**WHAT YOU SHOULD DO:** Reproduce each line of the entries below without any changes.

**MATERIAL FOR THIS EXERCISE:**
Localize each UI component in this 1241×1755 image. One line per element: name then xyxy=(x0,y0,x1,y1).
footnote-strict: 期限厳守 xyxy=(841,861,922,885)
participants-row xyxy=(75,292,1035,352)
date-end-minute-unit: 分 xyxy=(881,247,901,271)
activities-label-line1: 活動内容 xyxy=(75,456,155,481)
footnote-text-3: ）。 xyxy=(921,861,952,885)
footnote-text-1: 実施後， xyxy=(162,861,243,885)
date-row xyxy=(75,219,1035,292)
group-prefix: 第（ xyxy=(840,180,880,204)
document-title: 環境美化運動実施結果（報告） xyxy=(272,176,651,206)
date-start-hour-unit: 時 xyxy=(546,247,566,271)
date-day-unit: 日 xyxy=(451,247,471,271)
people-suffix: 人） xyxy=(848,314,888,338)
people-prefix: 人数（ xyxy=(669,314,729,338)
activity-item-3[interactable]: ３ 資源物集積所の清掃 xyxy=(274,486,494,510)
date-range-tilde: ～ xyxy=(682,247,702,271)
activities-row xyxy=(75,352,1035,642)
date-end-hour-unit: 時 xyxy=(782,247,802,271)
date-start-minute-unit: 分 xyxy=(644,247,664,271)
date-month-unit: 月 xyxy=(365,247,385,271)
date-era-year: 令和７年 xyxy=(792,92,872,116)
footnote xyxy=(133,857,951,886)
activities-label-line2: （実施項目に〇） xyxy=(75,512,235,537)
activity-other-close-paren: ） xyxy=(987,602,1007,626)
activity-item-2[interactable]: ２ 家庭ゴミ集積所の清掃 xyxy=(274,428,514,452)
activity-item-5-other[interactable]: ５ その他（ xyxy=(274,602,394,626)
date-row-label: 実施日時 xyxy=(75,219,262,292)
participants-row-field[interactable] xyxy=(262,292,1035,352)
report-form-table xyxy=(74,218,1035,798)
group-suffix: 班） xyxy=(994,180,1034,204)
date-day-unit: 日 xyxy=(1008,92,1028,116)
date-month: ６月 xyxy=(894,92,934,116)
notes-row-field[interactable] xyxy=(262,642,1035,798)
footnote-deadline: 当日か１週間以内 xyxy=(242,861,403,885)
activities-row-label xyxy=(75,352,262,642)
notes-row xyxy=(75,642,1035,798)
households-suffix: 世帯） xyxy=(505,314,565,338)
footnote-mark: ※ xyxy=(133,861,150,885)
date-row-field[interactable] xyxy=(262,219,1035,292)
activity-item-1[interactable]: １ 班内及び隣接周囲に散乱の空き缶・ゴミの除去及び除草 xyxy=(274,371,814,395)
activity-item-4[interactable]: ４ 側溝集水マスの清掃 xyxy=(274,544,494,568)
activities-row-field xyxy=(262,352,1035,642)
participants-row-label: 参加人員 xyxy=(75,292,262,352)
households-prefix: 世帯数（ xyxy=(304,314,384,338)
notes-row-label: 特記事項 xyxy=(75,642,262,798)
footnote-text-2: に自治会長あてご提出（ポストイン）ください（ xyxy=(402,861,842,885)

**RESPONSE TO THE TASK:**
Localize each UI component in this 1241×1755 image. One line per element: name then xyxy=(x0,y0,x1,y1).
footnote-strict: 期限厳守 xyxy=(841,861,922,885)
participants-row xyxy=(75,292,1035,352)
date-end-minute-unit: 分 xyxy=(881,247,901,271)
activities-label-line1: 活動内容 xyxy=(75,456,155,481)
footnote-text-3: ）。 xyxy=(921,861,952,885)
footnote-text-1: 実施後， xyxy=(162,861,243,885)
date-row xyxy=(75,219,1035,292)
group-prefix: 第（ xyxy=(840,180,880,204)
document-title: 環境美化運動実施結果（報告） xyxy=(272,176,651,206)
date-start-hour-unit: 時 xyxy=(546,247,566,271)
date-day-unit: 日 xyxy=(451,247,471,271)
people-suffix: 人） xyxy=(848,314,888,338)
people-prefix: 人数（ xyxy=(669,314,729,338)
activity-item-3[interactable]: ３ 資源物集積所の清掃 xyxy=(274,486,494,510)
date-range-tilde: ～ xyxy=(682,247,702,271)
activities-row xyxy=(75,352,1035,642)
date-end-hour-unit: 時 xyxy=(782,247,802,271)
date-start-minute-unit: 分 xyxy=(644,247,664,271)
date-month-unit: 月 xyxy=(365,247,385,271)
date-era-year: 令和７年 xyxy=(792,92,872,116)
footnote xyxy=(133,857,951,886)
activities-label-line2: （実施項目に〇） xyxy=(75,512,235,537)
activity-other-close-paren: ） xyxy=(987,602,1007,626)
activity-item-2[interactable]: ２ 家庭ゴミ集積所の清掃 xyxy=(274,428,514,452)
activity-item-5-other[interactable]: ５ その他（ xyxy=(274,602,394,626)
date-row-label: 実施日時 xyxy=(75,219,262,292)
participants-row-field[interactable] xyxy=(262,292,1035,352)
report-form-table xyxy=(74,218,1035,798)
group-suffix: 班） xyxy=(994,180,1034,204)
date-day-unit: 日 xyxy=(1008,92,1028,116)
date-month: ６月 xyxy=(894,92,934,116)
notes-row-field[interactable] xyxy=(262,642,1035,798)
footnote-deadline: 当日か１週間以内 xyxy=(242,861,403,885)
activities-row-label xyxy=(75,352,262,642)
notes-row xyxy=(75,642,1035,798)
households-suffix: 世帯） xyxy=(505,314,565,338)
footnote-mark: ※ xyxy=(133,861,150,885)
date-row-field[interactable] xyxy=(262,219,1035,292)
activity-item-1[interactable]: １ 班内及び隣接周囲に散乱の空き缶・ゴミの除去及び除草 xyxy=(274,371,814,395)
activity-item-4[interactable]: ４ 側溝集水マスの清掃 xyxy=(274,544,494,568)
activities-row-field xyxy=(262,352,1035,642)
participants-row-label: 参加人員 xyxy=(75,292,262,352)
households-prefix: 世帯数（ xyxy=(304,314,384,338)
notes-row-label: 特記事項 xyxy=(75,642,262,798)
footnote-text-2: に自治会長あてご提出（ポストイン）ください（ xyxy=(402,861,842,885)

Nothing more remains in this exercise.